[Collected data entries]

-=-=-=-=-

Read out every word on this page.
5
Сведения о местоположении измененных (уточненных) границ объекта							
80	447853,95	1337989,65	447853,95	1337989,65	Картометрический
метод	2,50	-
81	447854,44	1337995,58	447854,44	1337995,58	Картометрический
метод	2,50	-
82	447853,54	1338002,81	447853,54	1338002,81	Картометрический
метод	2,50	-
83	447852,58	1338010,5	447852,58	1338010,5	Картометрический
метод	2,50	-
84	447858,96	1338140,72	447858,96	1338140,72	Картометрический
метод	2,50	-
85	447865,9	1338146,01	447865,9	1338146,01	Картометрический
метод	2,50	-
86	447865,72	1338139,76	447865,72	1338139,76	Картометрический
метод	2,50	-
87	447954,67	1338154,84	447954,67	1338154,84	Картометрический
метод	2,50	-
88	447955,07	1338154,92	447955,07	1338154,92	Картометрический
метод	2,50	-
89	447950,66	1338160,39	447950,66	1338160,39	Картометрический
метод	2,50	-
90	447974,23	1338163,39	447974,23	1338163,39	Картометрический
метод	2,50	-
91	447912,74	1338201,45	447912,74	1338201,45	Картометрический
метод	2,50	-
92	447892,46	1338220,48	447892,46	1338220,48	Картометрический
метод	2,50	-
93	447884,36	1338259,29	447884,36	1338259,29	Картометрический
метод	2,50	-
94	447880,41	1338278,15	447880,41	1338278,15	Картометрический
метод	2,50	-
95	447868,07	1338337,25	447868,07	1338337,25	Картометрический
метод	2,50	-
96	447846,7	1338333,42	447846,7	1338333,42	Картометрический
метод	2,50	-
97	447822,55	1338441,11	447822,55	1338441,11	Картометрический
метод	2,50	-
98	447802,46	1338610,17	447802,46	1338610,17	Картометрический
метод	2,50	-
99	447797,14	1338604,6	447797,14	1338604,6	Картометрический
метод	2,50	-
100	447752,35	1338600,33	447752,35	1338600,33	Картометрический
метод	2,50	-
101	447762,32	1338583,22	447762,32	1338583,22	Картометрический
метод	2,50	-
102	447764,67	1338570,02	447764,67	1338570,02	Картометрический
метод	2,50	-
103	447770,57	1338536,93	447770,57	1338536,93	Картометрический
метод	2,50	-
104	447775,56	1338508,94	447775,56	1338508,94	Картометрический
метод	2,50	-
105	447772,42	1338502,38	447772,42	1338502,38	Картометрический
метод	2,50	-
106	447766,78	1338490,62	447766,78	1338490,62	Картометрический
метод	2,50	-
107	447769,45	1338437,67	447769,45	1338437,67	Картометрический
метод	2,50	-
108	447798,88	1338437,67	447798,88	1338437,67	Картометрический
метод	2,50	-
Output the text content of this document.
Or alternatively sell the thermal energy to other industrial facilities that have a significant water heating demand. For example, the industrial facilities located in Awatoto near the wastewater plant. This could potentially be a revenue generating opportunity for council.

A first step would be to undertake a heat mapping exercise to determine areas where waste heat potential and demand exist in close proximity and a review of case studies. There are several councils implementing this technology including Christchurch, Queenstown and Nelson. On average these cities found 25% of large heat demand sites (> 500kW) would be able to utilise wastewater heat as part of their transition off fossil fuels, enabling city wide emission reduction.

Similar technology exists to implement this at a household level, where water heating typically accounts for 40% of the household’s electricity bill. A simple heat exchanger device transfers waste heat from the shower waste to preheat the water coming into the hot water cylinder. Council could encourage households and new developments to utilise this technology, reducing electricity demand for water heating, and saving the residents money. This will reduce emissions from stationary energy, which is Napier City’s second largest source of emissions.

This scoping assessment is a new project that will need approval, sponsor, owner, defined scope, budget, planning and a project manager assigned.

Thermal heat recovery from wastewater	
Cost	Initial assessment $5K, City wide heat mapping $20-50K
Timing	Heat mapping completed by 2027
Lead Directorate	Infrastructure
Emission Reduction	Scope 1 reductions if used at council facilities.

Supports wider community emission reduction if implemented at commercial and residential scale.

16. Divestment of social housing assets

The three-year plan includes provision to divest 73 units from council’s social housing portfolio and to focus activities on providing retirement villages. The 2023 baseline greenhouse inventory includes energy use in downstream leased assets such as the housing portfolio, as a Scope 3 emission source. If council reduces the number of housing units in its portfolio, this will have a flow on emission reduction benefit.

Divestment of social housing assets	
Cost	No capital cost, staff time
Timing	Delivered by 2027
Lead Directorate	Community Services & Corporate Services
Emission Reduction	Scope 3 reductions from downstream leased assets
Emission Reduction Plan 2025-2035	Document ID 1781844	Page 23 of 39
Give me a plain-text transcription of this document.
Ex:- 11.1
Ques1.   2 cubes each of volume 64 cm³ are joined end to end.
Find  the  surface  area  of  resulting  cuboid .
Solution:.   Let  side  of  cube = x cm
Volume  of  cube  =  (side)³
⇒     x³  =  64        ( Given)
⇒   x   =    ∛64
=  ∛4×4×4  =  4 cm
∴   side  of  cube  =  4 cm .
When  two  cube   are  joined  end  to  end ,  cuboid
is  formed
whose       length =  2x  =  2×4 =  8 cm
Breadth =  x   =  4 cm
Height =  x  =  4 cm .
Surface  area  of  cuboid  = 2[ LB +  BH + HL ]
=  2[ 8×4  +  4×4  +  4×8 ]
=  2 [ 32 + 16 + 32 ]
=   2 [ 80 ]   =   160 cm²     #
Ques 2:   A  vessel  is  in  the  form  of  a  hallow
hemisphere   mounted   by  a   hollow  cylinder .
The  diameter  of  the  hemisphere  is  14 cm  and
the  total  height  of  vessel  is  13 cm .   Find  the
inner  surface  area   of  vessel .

-=-=-=-=-

THE PROBLEM:
Show the lines of the records that contain the word "leased".

EXERCISE ANSWER:
The three-year plan includes provision to divest 73 units from council’s social housing portfolio and to focus activities on providing retirement villages. The 2023 baseline greenhouse inventory includes energy use in downstream leased assets such as the housing portfolio, as a Scope 3 emission source. If council reduces the number of housing units in its portfolio, this will have a flow on emission reduction benefit.
Emission Reduction	Scope 3 reductions from downstream leased assets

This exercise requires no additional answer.